**Task details**: Count the lines containing "Menu". Give the number alone.

[Dataset excerpts]
========================================================================

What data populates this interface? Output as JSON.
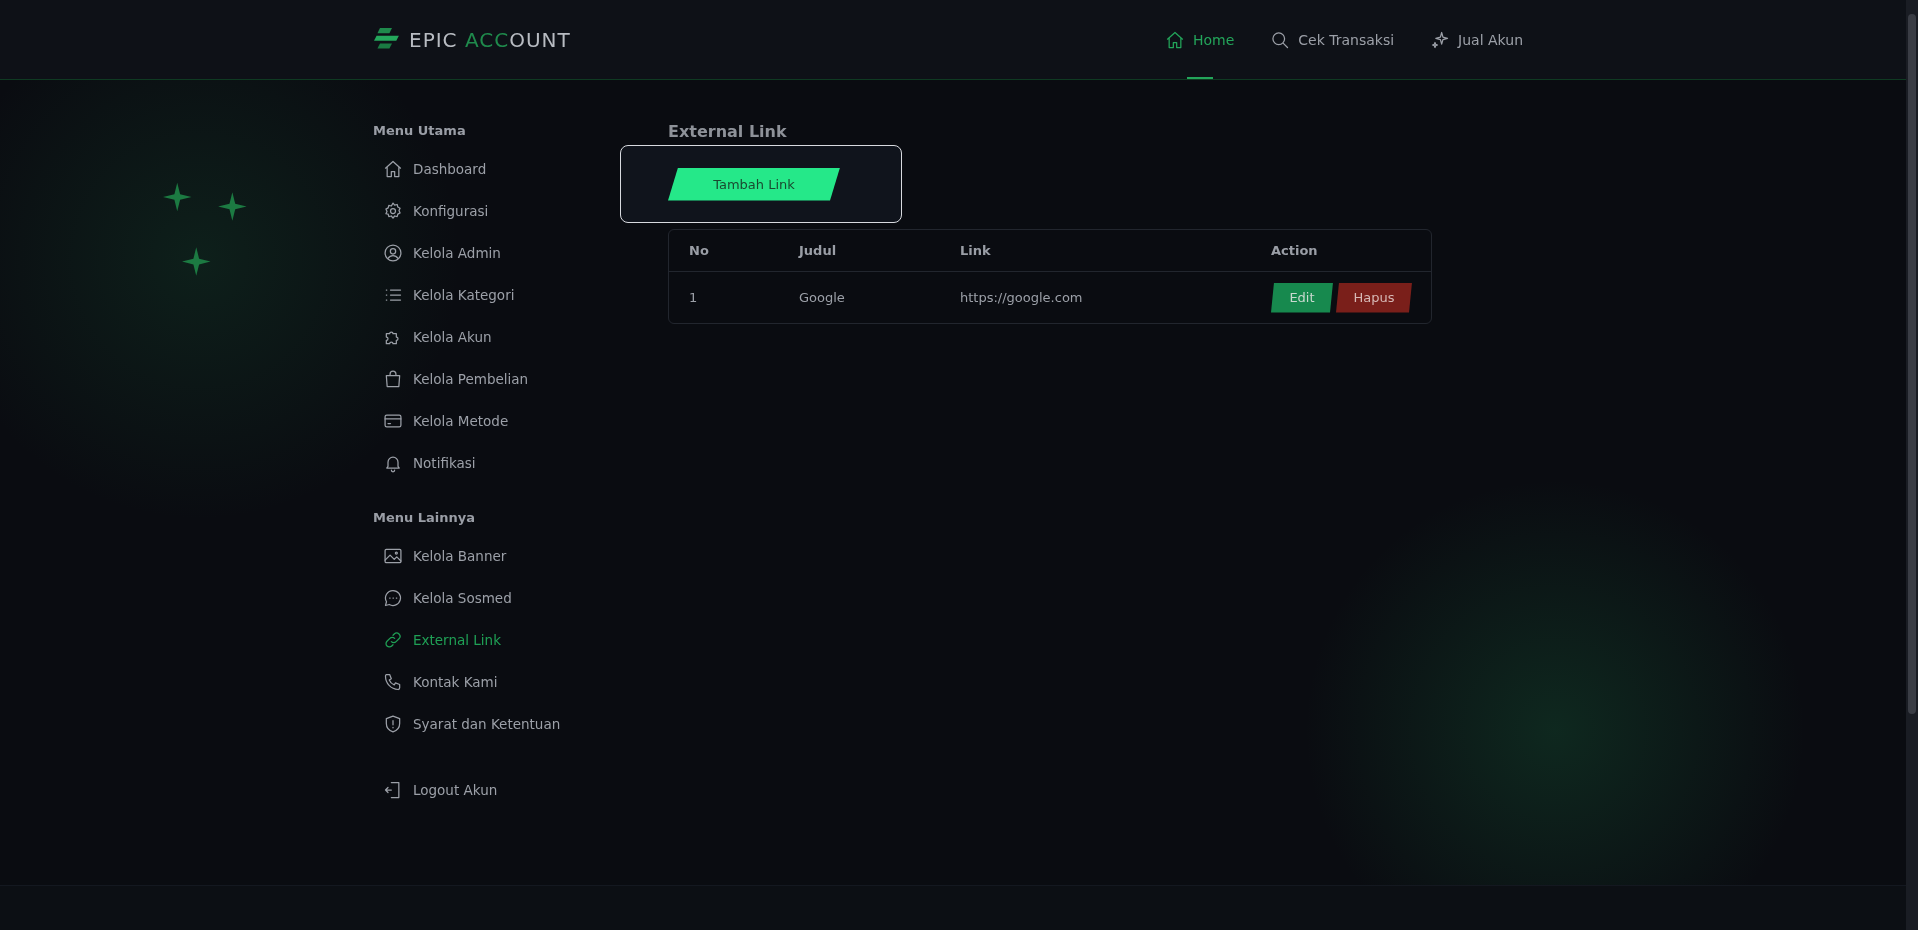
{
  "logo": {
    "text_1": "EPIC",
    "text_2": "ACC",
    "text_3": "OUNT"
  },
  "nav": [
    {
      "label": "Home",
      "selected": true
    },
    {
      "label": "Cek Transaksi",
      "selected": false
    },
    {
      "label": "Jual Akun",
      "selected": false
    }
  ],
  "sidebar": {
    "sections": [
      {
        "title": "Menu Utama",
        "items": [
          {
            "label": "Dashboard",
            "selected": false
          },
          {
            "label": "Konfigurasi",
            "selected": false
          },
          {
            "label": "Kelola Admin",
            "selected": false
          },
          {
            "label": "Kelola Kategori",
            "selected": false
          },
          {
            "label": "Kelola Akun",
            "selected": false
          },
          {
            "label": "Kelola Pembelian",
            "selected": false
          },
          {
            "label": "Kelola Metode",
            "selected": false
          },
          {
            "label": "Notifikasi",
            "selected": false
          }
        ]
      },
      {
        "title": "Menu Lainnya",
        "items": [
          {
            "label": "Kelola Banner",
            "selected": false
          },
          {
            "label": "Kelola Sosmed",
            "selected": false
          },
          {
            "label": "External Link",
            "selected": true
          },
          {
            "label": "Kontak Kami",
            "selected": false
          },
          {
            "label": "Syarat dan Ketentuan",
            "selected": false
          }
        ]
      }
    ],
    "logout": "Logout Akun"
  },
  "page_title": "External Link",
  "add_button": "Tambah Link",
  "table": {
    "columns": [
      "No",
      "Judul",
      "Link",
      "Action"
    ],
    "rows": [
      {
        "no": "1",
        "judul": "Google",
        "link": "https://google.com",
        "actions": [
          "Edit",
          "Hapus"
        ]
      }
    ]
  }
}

========================================================================

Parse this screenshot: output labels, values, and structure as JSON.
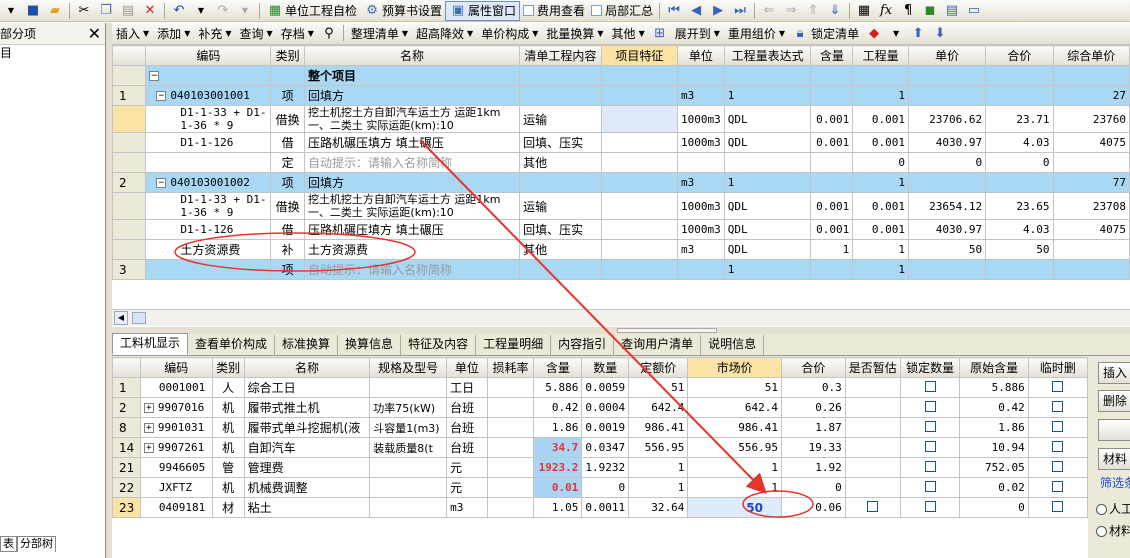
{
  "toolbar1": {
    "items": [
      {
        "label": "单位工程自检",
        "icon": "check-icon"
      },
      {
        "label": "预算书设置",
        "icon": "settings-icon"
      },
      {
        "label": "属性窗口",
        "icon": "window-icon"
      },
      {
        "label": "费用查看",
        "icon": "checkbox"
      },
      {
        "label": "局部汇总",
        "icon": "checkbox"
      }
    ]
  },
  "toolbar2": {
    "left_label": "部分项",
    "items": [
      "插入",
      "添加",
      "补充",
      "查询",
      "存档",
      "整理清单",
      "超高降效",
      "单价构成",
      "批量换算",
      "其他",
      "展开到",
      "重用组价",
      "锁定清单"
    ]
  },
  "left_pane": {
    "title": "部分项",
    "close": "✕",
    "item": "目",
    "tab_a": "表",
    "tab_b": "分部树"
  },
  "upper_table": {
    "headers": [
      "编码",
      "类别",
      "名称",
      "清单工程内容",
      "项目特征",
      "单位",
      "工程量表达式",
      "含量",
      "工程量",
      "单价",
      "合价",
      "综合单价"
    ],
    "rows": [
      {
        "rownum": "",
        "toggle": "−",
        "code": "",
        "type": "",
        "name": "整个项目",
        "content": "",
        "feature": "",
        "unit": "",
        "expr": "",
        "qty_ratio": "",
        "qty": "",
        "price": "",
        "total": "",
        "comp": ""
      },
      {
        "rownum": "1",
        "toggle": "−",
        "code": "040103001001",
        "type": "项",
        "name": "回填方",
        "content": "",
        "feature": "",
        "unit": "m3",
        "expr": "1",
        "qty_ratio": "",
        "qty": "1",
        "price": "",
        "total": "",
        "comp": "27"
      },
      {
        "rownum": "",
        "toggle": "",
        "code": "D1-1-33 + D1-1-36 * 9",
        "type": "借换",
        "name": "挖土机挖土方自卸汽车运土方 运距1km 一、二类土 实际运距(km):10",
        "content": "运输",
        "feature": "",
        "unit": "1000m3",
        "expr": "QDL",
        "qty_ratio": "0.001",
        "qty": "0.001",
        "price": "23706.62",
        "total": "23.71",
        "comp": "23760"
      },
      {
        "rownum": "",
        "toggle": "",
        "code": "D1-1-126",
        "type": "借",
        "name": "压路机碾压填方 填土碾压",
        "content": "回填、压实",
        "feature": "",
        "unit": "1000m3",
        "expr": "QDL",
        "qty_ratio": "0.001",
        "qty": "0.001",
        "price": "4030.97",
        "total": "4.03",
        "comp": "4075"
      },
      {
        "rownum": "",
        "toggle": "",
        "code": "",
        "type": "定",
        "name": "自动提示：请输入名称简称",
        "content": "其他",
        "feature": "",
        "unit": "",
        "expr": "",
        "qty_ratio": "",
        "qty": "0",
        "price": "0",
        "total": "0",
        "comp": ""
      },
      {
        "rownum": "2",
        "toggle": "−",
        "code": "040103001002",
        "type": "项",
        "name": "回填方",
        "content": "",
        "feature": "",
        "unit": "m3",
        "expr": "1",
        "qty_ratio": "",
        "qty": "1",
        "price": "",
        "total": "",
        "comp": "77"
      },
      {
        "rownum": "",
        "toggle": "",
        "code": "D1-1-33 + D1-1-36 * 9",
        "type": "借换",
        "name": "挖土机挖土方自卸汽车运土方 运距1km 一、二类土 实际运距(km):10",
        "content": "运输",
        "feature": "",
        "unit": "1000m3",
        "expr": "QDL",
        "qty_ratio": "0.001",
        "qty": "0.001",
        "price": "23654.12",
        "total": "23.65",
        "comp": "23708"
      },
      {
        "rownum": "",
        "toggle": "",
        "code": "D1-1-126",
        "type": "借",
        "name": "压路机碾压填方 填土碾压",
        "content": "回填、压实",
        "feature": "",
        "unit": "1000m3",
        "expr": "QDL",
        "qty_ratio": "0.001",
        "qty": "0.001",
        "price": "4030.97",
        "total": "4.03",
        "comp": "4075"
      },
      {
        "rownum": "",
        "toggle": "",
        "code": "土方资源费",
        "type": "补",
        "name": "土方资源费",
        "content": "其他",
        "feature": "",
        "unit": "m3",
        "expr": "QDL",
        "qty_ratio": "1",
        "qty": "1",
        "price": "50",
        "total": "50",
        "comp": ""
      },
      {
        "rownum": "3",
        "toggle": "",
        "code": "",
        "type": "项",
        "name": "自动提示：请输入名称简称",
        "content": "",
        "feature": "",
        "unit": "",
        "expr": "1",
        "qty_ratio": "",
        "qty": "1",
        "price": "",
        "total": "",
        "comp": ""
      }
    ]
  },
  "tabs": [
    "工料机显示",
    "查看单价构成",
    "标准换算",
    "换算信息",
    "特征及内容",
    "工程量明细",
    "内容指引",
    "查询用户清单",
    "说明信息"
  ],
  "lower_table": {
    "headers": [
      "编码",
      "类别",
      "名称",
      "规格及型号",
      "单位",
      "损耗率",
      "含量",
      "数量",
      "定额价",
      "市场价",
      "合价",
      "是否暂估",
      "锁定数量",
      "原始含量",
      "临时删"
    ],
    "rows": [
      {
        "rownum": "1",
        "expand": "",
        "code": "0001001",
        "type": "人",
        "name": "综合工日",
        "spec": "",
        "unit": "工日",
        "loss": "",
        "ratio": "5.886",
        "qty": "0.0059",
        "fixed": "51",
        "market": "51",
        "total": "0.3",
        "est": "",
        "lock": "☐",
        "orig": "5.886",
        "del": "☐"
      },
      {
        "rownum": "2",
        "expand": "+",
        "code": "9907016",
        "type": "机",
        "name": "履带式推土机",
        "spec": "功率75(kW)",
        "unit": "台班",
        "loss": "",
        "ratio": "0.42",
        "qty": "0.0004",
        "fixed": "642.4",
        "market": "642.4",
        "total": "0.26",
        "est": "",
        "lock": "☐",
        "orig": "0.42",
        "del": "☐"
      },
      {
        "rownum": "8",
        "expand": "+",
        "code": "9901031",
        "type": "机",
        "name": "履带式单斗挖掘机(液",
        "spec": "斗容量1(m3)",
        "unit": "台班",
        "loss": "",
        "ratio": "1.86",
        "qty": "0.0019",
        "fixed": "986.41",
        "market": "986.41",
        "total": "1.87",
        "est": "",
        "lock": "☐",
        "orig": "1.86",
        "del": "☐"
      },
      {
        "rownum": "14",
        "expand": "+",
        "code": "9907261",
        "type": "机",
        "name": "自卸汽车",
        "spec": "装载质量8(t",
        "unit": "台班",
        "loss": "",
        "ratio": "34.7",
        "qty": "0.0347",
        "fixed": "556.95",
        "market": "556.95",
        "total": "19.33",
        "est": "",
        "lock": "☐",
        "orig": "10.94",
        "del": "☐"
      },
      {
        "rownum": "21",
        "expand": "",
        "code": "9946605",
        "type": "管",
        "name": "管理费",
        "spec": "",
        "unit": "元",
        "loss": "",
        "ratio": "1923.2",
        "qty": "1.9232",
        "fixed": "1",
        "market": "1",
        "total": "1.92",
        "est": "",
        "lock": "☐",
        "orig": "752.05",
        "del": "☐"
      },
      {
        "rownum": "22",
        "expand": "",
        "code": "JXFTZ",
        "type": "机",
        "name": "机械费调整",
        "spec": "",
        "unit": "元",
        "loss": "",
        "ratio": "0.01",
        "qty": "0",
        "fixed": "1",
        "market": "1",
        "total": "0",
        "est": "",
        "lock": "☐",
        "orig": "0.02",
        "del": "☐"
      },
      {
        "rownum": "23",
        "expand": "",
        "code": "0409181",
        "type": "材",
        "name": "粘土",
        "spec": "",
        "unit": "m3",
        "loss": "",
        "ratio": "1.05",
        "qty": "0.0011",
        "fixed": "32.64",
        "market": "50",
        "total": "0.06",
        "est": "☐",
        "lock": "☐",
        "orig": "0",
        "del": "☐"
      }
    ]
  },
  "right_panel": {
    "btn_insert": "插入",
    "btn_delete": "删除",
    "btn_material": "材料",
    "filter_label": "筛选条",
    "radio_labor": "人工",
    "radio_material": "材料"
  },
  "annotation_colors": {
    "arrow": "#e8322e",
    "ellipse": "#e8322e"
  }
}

========================================================================

**Exercise result**: 2